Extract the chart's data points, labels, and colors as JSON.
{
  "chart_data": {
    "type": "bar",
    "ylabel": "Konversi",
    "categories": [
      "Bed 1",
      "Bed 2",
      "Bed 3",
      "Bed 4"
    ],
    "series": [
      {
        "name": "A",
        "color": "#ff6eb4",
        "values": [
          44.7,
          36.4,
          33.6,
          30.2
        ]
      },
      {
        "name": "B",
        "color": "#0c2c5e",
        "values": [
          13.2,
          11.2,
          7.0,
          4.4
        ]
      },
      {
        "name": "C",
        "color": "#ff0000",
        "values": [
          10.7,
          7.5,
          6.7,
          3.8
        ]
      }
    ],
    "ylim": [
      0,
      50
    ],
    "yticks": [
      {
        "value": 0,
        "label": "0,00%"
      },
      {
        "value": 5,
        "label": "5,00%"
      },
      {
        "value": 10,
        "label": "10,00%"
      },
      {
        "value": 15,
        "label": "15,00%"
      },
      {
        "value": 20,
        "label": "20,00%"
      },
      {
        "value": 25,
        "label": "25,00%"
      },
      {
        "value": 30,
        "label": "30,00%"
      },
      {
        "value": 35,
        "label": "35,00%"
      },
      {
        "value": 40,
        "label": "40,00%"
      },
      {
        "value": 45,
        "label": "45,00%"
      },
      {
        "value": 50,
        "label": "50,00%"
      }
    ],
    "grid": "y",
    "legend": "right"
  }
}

_WHAT IS BEING ASKED:_ Repeat the material above exactly.

_SOLUTION FOR THIS PROBLEM:_
Extract the chart's data points, labels, and colors as JSON.
{
  "chart_data": {
    "type": "bar",
    "ylabel": "Konversi",
    "categories": [
      "Bed 1",
      "Bed 2",
      "Bed 3",
      "Bed 4"
    ],
    "series": [
      {
        "name": "A",
        "color": "#ff6eb4",
        "values": [
          44.7,
          36.4,
          33.6,
          30.2
        ]
      },
      {
        "name": "B",
        "color": "#0c2c5e",
        "values": [
          13.2,
          11.2,
          7.0,
          4.4
        ]
      },
      {
        "name": "C",
        "color": "#ff0000",
        "values": [
          10.7,
          7.5,
          6.7,
          3.8
        ]
      }
    ],
    "ylim": [
      0,
      50
    ],
    "yticks": [
      {
        "value": 0,
        "label": "0,00%"
      },
      {
        "value": 5,
        "label": "5,00%"
      },
      {
        "value": 10,
        "label": "10,00%"
      },
      {
        "value": 15,
        "label": "15,00%"
      },
      {
        "value": 20,
        "label": "20,00%"
      },
      {
        "value": 25,
        "label": "25,00%"
      },
      {
        "value": 30,
        "label": "30,00%"
      },
      {
        "value": 35,
        "label": "35,00%"
      },
      {
        "value": 40,
        "label": "40,00%"
      },
      {
        "value": 45,
        "label": "45,00%"
      },
      {
        "value": 50,
        "label": "50,00%"
      }
    ],
    "grid": "y",
    "legend": "right"
  }
}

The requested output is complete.